── Supplied entries
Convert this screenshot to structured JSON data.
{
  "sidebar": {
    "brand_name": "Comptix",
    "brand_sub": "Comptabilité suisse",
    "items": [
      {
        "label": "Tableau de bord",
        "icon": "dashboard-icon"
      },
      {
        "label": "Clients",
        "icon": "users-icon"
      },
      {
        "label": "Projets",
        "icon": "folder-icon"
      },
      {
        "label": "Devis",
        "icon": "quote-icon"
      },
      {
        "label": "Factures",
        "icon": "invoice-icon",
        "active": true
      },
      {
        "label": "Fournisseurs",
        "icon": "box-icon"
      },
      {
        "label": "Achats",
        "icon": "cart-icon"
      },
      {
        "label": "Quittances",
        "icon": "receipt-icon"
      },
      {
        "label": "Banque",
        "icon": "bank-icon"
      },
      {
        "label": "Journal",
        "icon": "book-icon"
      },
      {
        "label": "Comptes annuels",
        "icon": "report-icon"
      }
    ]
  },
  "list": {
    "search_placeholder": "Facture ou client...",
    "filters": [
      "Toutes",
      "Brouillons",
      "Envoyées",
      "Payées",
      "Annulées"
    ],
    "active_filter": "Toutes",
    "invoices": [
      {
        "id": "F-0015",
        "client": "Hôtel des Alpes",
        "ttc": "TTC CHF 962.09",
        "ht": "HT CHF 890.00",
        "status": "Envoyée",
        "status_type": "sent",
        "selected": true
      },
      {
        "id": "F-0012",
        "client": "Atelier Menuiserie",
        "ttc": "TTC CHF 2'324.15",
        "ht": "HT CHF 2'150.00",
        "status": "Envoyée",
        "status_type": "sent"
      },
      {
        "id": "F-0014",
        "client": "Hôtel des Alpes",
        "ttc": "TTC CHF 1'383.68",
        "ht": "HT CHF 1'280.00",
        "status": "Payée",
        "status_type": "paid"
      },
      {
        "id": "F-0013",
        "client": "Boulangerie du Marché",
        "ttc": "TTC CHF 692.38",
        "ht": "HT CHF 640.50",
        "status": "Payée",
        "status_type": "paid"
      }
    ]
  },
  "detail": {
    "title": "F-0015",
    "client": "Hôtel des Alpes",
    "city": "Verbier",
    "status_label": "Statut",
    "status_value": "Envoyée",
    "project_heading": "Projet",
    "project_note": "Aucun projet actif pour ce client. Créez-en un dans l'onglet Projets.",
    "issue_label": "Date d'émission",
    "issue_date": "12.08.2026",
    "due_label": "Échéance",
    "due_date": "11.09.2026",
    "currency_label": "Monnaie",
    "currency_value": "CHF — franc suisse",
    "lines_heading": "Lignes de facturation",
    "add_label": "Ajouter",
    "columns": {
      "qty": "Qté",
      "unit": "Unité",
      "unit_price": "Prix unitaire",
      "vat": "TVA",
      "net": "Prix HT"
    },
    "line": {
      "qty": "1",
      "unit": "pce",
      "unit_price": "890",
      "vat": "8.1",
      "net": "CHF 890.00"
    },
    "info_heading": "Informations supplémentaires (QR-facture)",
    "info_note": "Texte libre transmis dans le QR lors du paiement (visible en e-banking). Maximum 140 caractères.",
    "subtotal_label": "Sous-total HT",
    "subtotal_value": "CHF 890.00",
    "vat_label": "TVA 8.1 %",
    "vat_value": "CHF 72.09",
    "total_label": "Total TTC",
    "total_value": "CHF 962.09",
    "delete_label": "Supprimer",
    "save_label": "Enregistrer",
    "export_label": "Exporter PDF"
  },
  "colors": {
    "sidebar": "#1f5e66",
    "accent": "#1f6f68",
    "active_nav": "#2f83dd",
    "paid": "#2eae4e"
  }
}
────
• What to produce: Reproduce each record exactly as it appears.

• Solution to this problem:
Convert this screenshot to structured JSON data.
{
  "sidebar": {
    "brand_name": "Comptix",
    "brand_sub": "Comptabilité suisse",
    "items": [
      {
        "label": "Tableau de bord",
        "icon": "dashboard-icon"
      },
      {
        "label": "Clients",
        "icon": "users-icon"
      },
      {
        "label": "Projets",
        "icon": "folder-icon"
      },
      {
        "label": "Devis",
        "icon": "quote-icon"
      },
      {
        "label": "Factures",
        "icon": "invoice-icon",
        "active": true
      },
      {
        "label": "Fournisseurs",
        "icon": "box-icon"
      },
      {
        "label": "Achats",
        "icon": "cart-icon"
      },
      {
        "label": "Quittances",
        "icon": "receipt-icon"
      },
      {
        "label": "Banque",
        "icon": "bank-icon"
      },
      {
        "label": "Journal",
        "icon": "book-icon"
      },
      {
        "label": "Comptes annuels",
        "icon": "report-icon"
      }
    ]
  },
  "list": {
    "search_placeholder": "Facture ou client...",
    "filters": [
      "Toutes",
      "Brouillons",
      "Envoyées",
      "Payées",
      "Annulées"
    ],
    "active_filter": "Toutes",
    "invoices": [
      {
        "id": "F-0015",
        "client": "Hôtel des Alpes",
        "ttc": "TTC CHF 962.09",
        "ht": "HT CHF 890.00",
        "status": "Envoyée",
        "status_type": "sent",
        "selected": true
      },
      {
        "id": "F-0012",
        "client": "Atelier Menuiserie",
        "ttc": "TTC CHF 2'324.15",
        "ht": "HT CHF 2'150.00",
        "status": "Envoyée",
        "status_type": "sent"
      },
      {
        "id": "F-0014",
        "client": "Hôtel des Alpes",
        "ttc": "TTC CHF 1'383.68",
        "ht": "HT CHF 1'280.00",
        "status": "Payée",
        "status_type": "paid"
      },
      {
        "id": "F-0013",
        "client": "Boulangerie du Marché",
        "ttc": "TTC CHF 692.38",
        "ht": "HT CHF 640.50",
        "status": "Payée",
        "status_type": "paid"
      }
    ]
  },
  "detail": {
    "title": "F-0015",
    "client": "Hôtel des Alpes",
    "city": "Verbier",
    "status_label": "Statut",
    "status_value": "Envoyée",
    "project_heading": "Projet",
    "project_note": "Aucun projet actif pour ce client. Créez-en un dans l'onglet Projets.",
    "issue_label": "Date d'émission",
    "issue_date": "12.08.2026",
    "due_label": "Échéance",
    "due_date": "11.09.2026",
    "currency_label": "Monnaie",
    "currency_value": "CHF — franc suisse",
    "lines_heading": "Lignes de facturation",
    "add_label": "Ajouter",
    "columns": {
      "qty": "Qté",
      "unit": "Unité",
      "unit_price": "Prix unitaire",
      "vat": "TVA",
      "net": "Prix HT"
    },
    "line": {
      "qty": "1",
      "unit": "pce",
      "unit_price": "890",
      "vat": "8.1",
      "net": "CHF 890.00"
    },
    "info_heading": "Informations supplémentaires (QR-facture)",
    "info_note": "Texte libre transmis dans le QR lors du paiement (visible en e-banking). Maximum 140 caractères.",
    "subtotal_label": "Sous-total HT",
    "subtotal_value": "CHF 890.00",
    "vat_label": "TVA 8.1 %",
    "vat_value": "CHF 72.09",
    "total_label": "Total TTC",
    "total_value": "CHF 962.09",
    "delete_label": "Supprimer",
    "save_label": "Enregistrer",
    "export_label": "Exporter PDF"
  },
  "colors": {
    "sidebar": "#1f5e66",
    "accent": "#1f6f68",
    "active_nav": "#2f83dd",
    "paid": "#2eae4e"
  }
}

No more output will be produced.